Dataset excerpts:
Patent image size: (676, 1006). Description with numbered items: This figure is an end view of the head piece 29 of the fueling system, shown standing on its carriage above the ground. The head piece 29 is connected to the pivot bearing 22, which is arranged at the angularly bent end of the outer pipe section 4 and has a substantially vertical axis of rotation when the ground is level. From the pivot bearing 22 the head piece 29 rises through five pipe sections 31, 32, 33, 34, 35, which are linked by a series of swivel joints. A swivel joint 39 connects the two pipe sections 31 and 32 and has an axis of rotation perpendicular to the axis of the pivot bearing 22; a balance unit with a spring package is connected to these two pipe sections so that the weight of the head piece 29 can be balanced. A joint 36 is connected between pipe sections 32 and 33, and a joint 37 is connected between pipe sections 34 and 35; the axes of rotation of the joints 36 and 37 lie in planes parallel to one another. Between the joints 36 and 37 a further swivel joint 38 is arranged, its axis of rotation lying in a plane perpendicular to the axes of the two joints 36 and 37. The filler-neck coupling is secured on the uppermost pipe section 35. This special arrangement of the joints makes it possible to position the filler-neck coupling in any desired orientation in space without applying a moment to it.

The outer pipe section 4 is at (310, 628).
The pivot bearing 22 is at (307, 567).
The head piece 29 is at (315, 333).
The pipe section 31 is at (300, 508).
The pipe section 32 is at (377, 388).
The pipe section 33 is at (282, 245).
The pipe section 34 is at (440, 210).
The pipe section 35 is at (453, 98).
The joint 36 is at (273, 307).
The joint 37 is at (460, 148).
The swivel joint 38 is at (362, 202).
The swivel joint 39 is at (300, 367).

## [Problem details]
Rewrite the entries with "carriage" swapped for "trolley" and everything else left as it is.

## [Exercise response]
Patent image size: (676, 1006). Description with numbered items: This figure is an end view of the head piece 29 of the fueling system, shown standing on its trolley above the ground. The head piece 29 is connected to the pivot bearing 22, which is arranged at the angularly bent end of the outer pipe section 4 and has a substantially vertical axis of rotation when the ground is level. From the pivot bearing 22 the head piece 29 rises through five pipe sections 31, 32, 33, 34, 35, which are linked by a series of swivel joints. A swivel joint 39 connects the two pipe sections 31 and 32 and has an axis of rotation perpendicular to the axis of the pivot bearing 22; a balance unit with a spring package is connected to these two pipe sections so that the weight of the head piece 29 can be balanced. A joint 36 is connected between pipe sections 32 and 33, and a joint 37 is connected between pipe sections 34 and 35; the axes of rotation of the joints 36 and 37 lie in planes parallel to one another. Between the joints 36 and 37 a further swivel joint 38 is arranged, its axis of rotation lying in a plane perpendicular to the axes of the two joints 36 and 37. The filler-neck coupling is secured on the uppermost pipe section 35. This special arrangement of the joints makes it possible to position the filler-neck coupling in any desired orientation in space without applying a moment to it.

The outer pipe section 4 is at (310, 628).
The pivot bearing 22 is at (307, 567).
The head piece 29 is at (315, 333).
The pipe section 31 is at (300, 508).
The pipe section 32 is at (377, 388).
The pipe section 33 is at (282, 245).
The pipe section 34 is at (440, 210).
The pipe section 35 is at (453, 98).
The joint 36 is at (273, 307).
The joint 37 is at (460, 148).
The swivel joint 38 is at (362, 202).
The swivel joint 39 is at (300, 367).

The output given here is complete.